◆ PROBLEM TO SOLVE ◆
Produce a verbatim copy of the entries listed below.

Source records

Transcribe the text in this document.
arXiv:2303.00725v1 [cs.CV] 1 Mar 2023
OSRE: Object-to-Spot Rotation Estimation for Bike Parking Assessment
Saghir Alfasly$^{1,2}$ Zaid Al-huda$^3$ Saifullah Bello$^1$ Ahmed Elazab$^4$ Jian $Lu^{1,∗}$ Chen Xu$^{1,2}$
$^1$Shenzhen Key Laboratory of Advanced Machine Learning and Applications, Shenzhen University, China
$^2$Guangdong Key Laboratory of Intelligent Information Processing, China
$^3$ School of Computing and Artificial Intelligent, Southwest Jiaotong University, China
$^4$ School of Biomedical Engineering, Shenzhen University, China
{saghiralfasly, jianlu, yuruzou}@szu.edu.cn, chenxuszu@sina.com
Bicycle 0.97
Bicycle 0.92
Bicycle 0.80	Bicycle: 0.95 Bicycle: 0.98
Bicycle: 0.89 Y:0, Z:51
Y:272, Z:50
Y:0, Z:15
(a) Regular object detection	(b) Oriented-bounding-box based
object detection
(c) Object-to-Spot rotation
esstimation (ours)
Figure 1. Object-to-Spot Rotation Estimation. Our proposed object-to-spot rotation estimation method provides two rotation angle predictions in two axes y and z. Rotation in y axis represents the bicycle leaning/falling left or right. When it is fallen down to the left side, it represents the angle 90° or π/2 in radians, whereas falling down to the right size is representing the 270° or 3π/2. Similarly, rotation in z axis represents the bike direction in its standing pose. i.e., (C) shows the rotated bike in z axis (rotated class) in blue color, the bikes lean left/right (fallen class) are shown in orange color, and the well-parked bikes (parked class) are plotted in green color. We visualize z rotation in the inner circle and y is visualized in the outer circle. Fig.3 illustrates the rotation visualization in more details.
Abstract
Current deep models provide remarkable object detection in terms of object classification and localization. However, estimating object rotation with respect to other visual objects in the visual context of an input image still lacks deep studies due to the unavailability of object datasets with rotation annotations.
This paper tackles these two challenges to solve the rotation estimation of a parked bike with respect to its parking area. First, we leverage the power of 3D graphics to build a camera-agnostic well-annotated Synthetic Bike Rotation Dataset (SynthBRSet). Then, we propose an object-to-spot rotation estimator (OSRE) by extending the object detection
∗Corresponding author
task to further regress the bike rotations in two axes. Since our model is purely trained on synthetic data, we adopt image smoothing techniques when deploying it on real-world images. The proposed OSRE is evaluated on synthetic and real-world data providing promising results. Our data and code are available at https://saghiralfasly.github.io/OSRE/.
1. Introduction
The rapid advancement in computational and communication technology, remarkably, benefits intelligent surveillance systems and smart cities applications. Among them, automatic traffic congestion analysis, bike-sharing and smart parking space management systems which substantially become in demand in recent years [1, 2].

◆ SOLUTION FOR THIS EXERCISE ◆
Transcribe the text in this document.
arXiv:2303.00725v1 [cs.CV] 1 Mar 2023
OSRE: Object-to-Spot Rotation Estimation for Bike Parking Assessment
Saghir Alfasly$^{1,2}$ Zaid Al-huda$^3$ Saifullah Bello$^1$ Ahmed Elazab$^4$ Jian $Lu^{1,∗}$ Chen Xu$^{1,2}$
$^1$Shenzhen Key Laboratory of Advanced Machine Learning and Applications, Shenzhen University, China
$^2$Guangdong Key Laboratory of Intelligent Information Processing, China
$^3$ School of Computing and Artificial Intelligent, Southwest Jiaotong University, China
$^4$ School of Biomedical Engineering, Shenzhen University, China
{saghiralfasly, jianlu, yuruzou}@szu.edu.cn, chenxuszu@sina.com
Bicycle 0.97
Bicycle 0.92
Bicycle 0.80	Bicycle: 0.95 Bicycle: 0.98
Bicycle: 0.89 Y:0, Z:51
Y:272, Z:50
Y:0, Z:15
(a) Regular object detection	(b) Oriented-bounding-box based
object detection
(c) Object-to-Spot rotation
esstimation (ours)
Figure 1. Object-to-Spot Rotation Estimation. Our proposed object-to-spot rotation estimation method provides two rotation angle predictions in two axes y and z. Rotation in y axis represents the bicycle leaning/falling left or right. When it is fallen down to the left side, it represents the angle 90° or π/2 in radians, whereas falling down to the right size is representing the 270° or 3π/2. Similarly, rotation in z axis represents the bike direction in its standing pose. i.e., (C) shows the rotated bike in z axis (rotated class) in blue color, the bikes lean left/right (fallen class) are shown in orange color, and the well-parked bikes (parked class) are plotted in green color. We visualize z rotation in the inner circle and y is visualized in the outer circle. Fig.3 illustrates the rotation visualization in more details.
Abstract
Current deep models provide remarkable object detection in terms of object classification and localization. However, estimating object rotation with respect to other visual objects in the visual context of an input image still lacks deep studies due to the unavailability of object datasets with rotation annotations.
This paper tackles these two challenges to solve the rotation estimation of a parked bike with respect to its parking area. First, we leverage the power of 3D graphics to build a camera-agnostic well-annotated Synthetic Bike Rotation Dataset (SynthBRSet). Then, we propose an object-to-spot rotation estimator (OSRE) by extending the object detection
∗Corresponding author
task to further regress the bike rotations in two axes. Since our model is purely trained on synthetic data, we adopt image smoothing techniques when deploying it on real-world images. The proposed OSRE is evaluated on synthetic and real-world data providing promising results. Our data and code are available at https://saghiralfasly.github.io/OSRE/.
1. Introduction
The rapid advancement in computational and communication technology, remarkably, benefits intelligent surveillance systems and smart cities applications. Among them, automatic traffic congestion analysis, bike-sharing and smart parking space management systems which substantially become in demand in recent years [1, 2].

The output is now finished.